* DATASET EXTRACT:

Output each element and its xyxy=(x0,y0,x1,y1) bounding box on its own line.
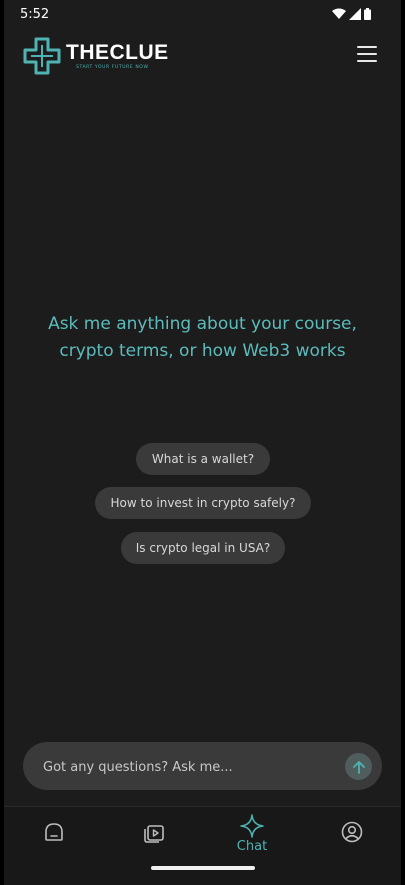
send-button[interactable] xyxy=(345,753,372,780)
signal-icon xyxy=(349,8,361,20)
suggestion-chip-legal[interactable]: Is crypto legal in USA? xyxy=(121,532,285,564)
home-indicator[interactable] xyxy=(151,866,255,870)
logo-tagline: START YOUR FUTURE NOW xyxy=(76,65,149,70)
home-icon xyxy=(45,823,63,841)
profile-icon xyxy=(341,821,363,843)
nav-item-profile[interactable] xyxy=(322,807,382,867)
chat-input[interactable] xyxy=(41,742,335,792)
logo-title: THECLUE xyxy=(66,41,169,64)
status-icons xyxy=(332,8,371,20)
wifi-icon xyxy=(332,8,346,19)
nav-item-home[interactable] xyxy=(24,807,84,867)
arrow-up-icon xyxy=(352,760,365,774)
nav-label-chat: Chat xyxy=(236,839,268,854)
suggestion-chip-invest[interactable]: How to invest in crypto safely? xyxy=(95,487,311,519)
menu-line xyxy=(357,60,377,62)
chat-intro-line-1: Ask me anything about your course, xyxy=(48,314,357,334)
chat-input-bar xyxy=(23,742,382,792)
chat-intro-text: Ask me anything about your course, crypt… xyxy=(4,311,401,365)
status-time: 5:52 xyxy=(20,7,50,22)
app-screen: 5:52 THECLUE START YOUR FUTURE NOW Ask m… xyxy=(4,0,401,885)
sparkle-icon xyxy=(240,814,264,838)
menu-line xyxy=(357,53,377,55)
chat-intro-line-2: crypto terms, or how Web3 works xyxy=(59,341,346,361)
bottom-nav: Chat xyxy=(4,806,401,885)
logo-cross-icon xyxy=(23,37,61,75)
video-library-icon xyxy=(144,825,164,843)
nav-item-chat[interactable]: Chat xyxy=(222,807,282,867)
suggestion-chip-wallet[interactable]: What is a wallet? xyxy=(136,443,270,475)
theclue-logo[interactable]: THECLUE START YOUR FUTURE NOW xyxy=(22,36,169,76)
hamburger-menu-button[interactable] xyxy=(357,46,377,62)
nav-item-videos[interactable] xyxy=(124,807,184,867)
status-bar: 5:52 xyxy=(4,0,401,30)
menu-line xyxy=(357,46,377,48)
battery-icon xyxy=(364,8,371,20)
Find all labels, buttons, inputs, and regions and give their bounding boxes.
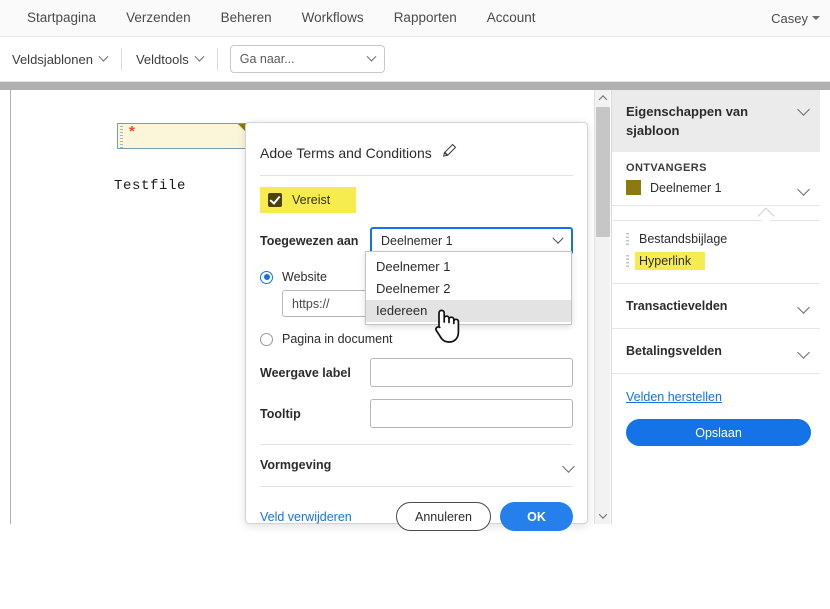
- top-nav-items: Startpagina Verzenden Beheren Workflows …: [0, 0, 551, 36]
- goto-select[interactable]: Ga naar...: [229, 45, 385, 73]
- display-label-row: Weergave label: [260, 358, 573, 387]
- top-navigation: Startpagina Verzenden Beheren Workflows …: [0, 0, 830, 37]
- user-menu[interactable]: Casey: [771, 0, 820, 36]
- recipient-row-deelnemer-1[interactable]: Deelnemer 1: [626, 180, 810, 196]
- template-properties-panel: Eigenschappen van sjabloon ONTVANGERS De…: [611, 90, 820, 524]
- toolbar-divider: [216, 48, 218, 70]
- goto-select-value: Ga naar...: [239, 52, 295, 66]
- chevron-down-icon: [797, 301, 810, 314]
- recipient-color-swatch: [626, 180, 641, 195]
- recipients-section: ONTVANGERS Deelnemer 1: [612, 152, 820, 206]
- dialog-title: Adoe Terms and Conditions: [260, 145, 432, 161]
- section-betalingsvelden[interactable]: Betalingsvelden: [612, 329, 820, 374]
- website-radio[interactable]: [260, 270, 273, 284]
- display-label-label: Weergave label: [260, 365, 351, 380]
- viewer-scrollbar[interactable]: [594, 90, 610, 524]
- nav-item-verzenden[interactable]: Verzenden: [111, 0, 206, 36]
- chevron-down-icon: [598, 510, 608, 519]
- chevron-down-icon: [797, 182, 810, 196]
- panel-notch: [612, 206, 820, 221]
- recipients-title: ONTVANGERS: [626, 162, 707, 174]
- chevron-up-icon: [598, 95, 608, 104]
- chevron-down-icon: [797, 346, 810, 359]
- recipient-left: Deelnemer 1: [626, 180, 722, 195]
- field-templates-menu[interactable]: Veldsjablonen: [0, 45, 119, 73]
- user-menu-label: Casey: [771, 10, 808, 26]
- document-body-text: Testfile: [114, 178, 187, 194]
- page-in-document-label: Pagina in document: [282, 332, 393, 346]
- field-drag-rail: [120, 126, 123, 148]
- reset-fields-link[interactable]: Velden herstellen: [626, 390, 722, 404]
- tooltip-input[interactable]: [370, 399, 573, 428]
- field-templates-label: Veldsjablonen: [12, 51, 93, 67]
- field-item-label: Bestandsbijlage: [639, 232, 728, 246]
- website-radio-label: Website: [282, 270, 327, 284]
- tooltip-label: Tooltip: [260, 406, 301, 421]
- chevron-down-icon: [797, 103, 810, 116]
- field-toolbar: Veldsjablonen Veldtools Ga naar...: [0, 37, 830, 82]
- section-label: Betalingsvelden: [626, 344, 722, 358]
- field-tools-menu[interactable]: Veldtools: [124, 45, 215, 73]
- panel-header-title: Eigenschappen van sjabloon: [626, 104, 749, 138]
- save-button[interactable]: Opslaan: [626, 419, 811, 446]
- scrollbar-thumb[interactable]: [596, 107, 610, 237]
- dialog-divider: [260, 486, 573, 487]
- panel-header[interactable]: Eigenschappen van sjabloon: [612, 90, 820, 152]
- appearance-label: Vormgeving: [260, 458, 332, 472]
- nav-item-beheren[interactable]: Beheren: [206, 0, 287, 36]
- dropdown-option-deelnemer-1[interactable]: Deelnemer 1: [366, 256, 571, 278]
- required-label: Vereist: [292, 193, 331, 207]
- section-transactievelden[interactable]: Transactievelden: [612, 284, 820, 329]
- chevron-down-icon: [812, 16, 820, 20]
- edit-pencil-icon[interactable]: [442, 143, 457, 163]
- section-label: Transactievelden: [626, 299, 728, 313]
- dialog-title-row: Adoe Terms and Conditions: [246, 123, 587, 163]
- field-item-label: Hyperlink: [635, 252, 706, 270]
- viewer-top-bar: [0, 82, 830, 90]
- required-checkbox-row[interactable]: Vereist: [260, 187, 357, 213]
- url-input-value: https://: [292, 296, 330, 311]
- chevron-down-icon: [552, 232, 564, 244]
- recipient-name: Deelnemer 1: [650, 180, 722, 195]
- ok-button[interactable]: OK: [500, 502, 573, 531]
- drag-handle-icon[interactable]: [626, 232, 629, 246]
- scroll-down-button[interactable]: [595, 508, 611, 524]
- appearance-section[interactable]: Vormgeving: [246, 458, 587, 473]
- document-field-hyperlink[interactable]: *: [117, 123, 255, 149]
- assigned-to-dropdown-list[interactable]: Deelnemer 1 Deelnemer 2 Iedereen: [365, 251, 572, 325]
- delete-field-link[interactable]: Veld verwijderen: [260, 510, 352, 524]
- field-list: Bestandsbijlage Hyperlink: [612, 221, 820, 284]
- dropdown-option-deelnemer-2[interactable]: Deelnemer 2: [366, 278, 571, 300]
- nav-item-startpagina[interactable]: Startpagina: [12, 0, 111, 36]
- nav-item-rapporten[interactable]: Rapporten: [379, 0, 472, 36]
- chevron-down-icon: [98, 51, 109, 62]
- page-in-document-radio[interactable]: [260, 332, 273, 346]
- nav-item-workflows[interactable]: Workflows: [287, 0, 379, 36]
- display-label-input[interactable]: [370, 358, 573, 387]
- dialog-divider: [260, 444, 573, 445]
- field-item-hyperlink[interactable]: Hyperlink: [612, 249, 820, 273]
- page-in-document-radio-row[interactable]: Pagina in document: [260, 332, 573, 346]
- assigned-to-label: Toegewezen aan: [260, 234, 359, 248]
- chevron-down-icon: [366, 51, 377, 62]
- scroll-up-button[interactable]: [595, 90, 611, 106]
- app-root: Startpagina Verzenden Beheren Workflows …: [0, 0, 830, 609]
- required-asterisk-icon: *: [129, 123, 135, 140]
- required-checkbox[interactable]: [268, 193, 282, 207]
- drag-handle-icon[interactable]: [626, 254, 629, 268]
- dialog-footer: Veld verwijderen Annuleren OK: [246, 502, 587, 531]
- dropdown-option-iedereen[interactable]: Iedereen: [366, 300, 571, 322]
- field-tools-label: Veldtools: [135, 51, 189, 67]
- cancel-button[interactable]: Annuleren: [396, 502, 491, 531]
- field-item-bestandsbijlage[interactable]: Bestandsbijlage: [612, 229, 820, 249]
- assigned-to-value: Deelnemer 1: [381, 234, 453, 248]
- nav-item-account[interactable]: Account: [472, 0, 551, 36]
- chevron-down-icon: [194, 51, 205, 62]
- tooltip-row: Tooltip: [260, 399, 573, 428]
- chevron-down-icon: [562, 460, 575, 473]
- toolbar-divider: [120, 48, 122, 70]
- panel-footer: Velden herstellen Opslaan: [612, 374, 820, 446]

* DIRECTIONS FOR THIS TASK:
Repeat word for word the lines from the one containing "send-button[interactable] xyxy=(345,753,372,780)" through the one containing "nav-item-chat[interactable]: Chat xyxy=(222,807,282,867)", both included.

* THE OUTPUT:
send-button[interactable] xyxy=(345,753,372,780)
signal-icon xyxy=(349,8,361,20)
suggestion-chip-legal[interactable]: Is crypto legal in USA? xyxy=(121,532,285,564)
home-indicator[interactable] xyxy=(151,866,255,870)
logo-tagline: START YOUR FUTURE NOW xyxy=(76,65,149,70)
home-icon xyxy=(45,823,63,841)
profile-icon xyxy=(341,821,363,843)
nav-item-profile[interactable] xyxy=(322,807,382,867)
chat-input[interactable] xyxy=(41,742,335,792)
logo-title: THECLUE xyxy=(66,41,169,64)
status-icons xyxy=(332,8,371,20)
wifi-icon xyxy=(332,8,346,19)
nav-item-home[interactable] xyxy=(24,807,84,867)
arrow-up-icon xyxy=(352,760,365,774)
nav-label-chat: Chat xyxy=(236,839,268,854)
suggestion-chip-invest[interactable]: How to invest in crypto safely? xyxy=(95,487,311,519)
menu-line xyxy=(357,60,377,62)
chat-intro-line-1: Ask me anything about your course, xyxy=(48,314,357,334)
chat-input-bar xyxy=(23,742,382,792)
chat-intro-text: Ask me anything about your course, crypt… xyxy=(4,311,401,365)
status-time: 5:52 xyxy=(20,7,50,22)
app-screen: 5:52 THECLUE START YOUR FUTURE NOW Ask m… xyxy=(4,0,401,885)
sparkle-icon xyxy=(240,814,264,838)
menu-line xyxy=(357,53,377,55)
chat-intro-line-2: crypto terms, or how Web3 works xyxy=(59,341,346,361)
bottom-nav: Chat xyxy=(4,806,401,885)
logo-cross-icon xyxy=(23,37,61,75)
video-library-icon xyxy=(144,825,164,843)
nav-item-chat[interactable]: Chat xyxy=(222,807,282,867)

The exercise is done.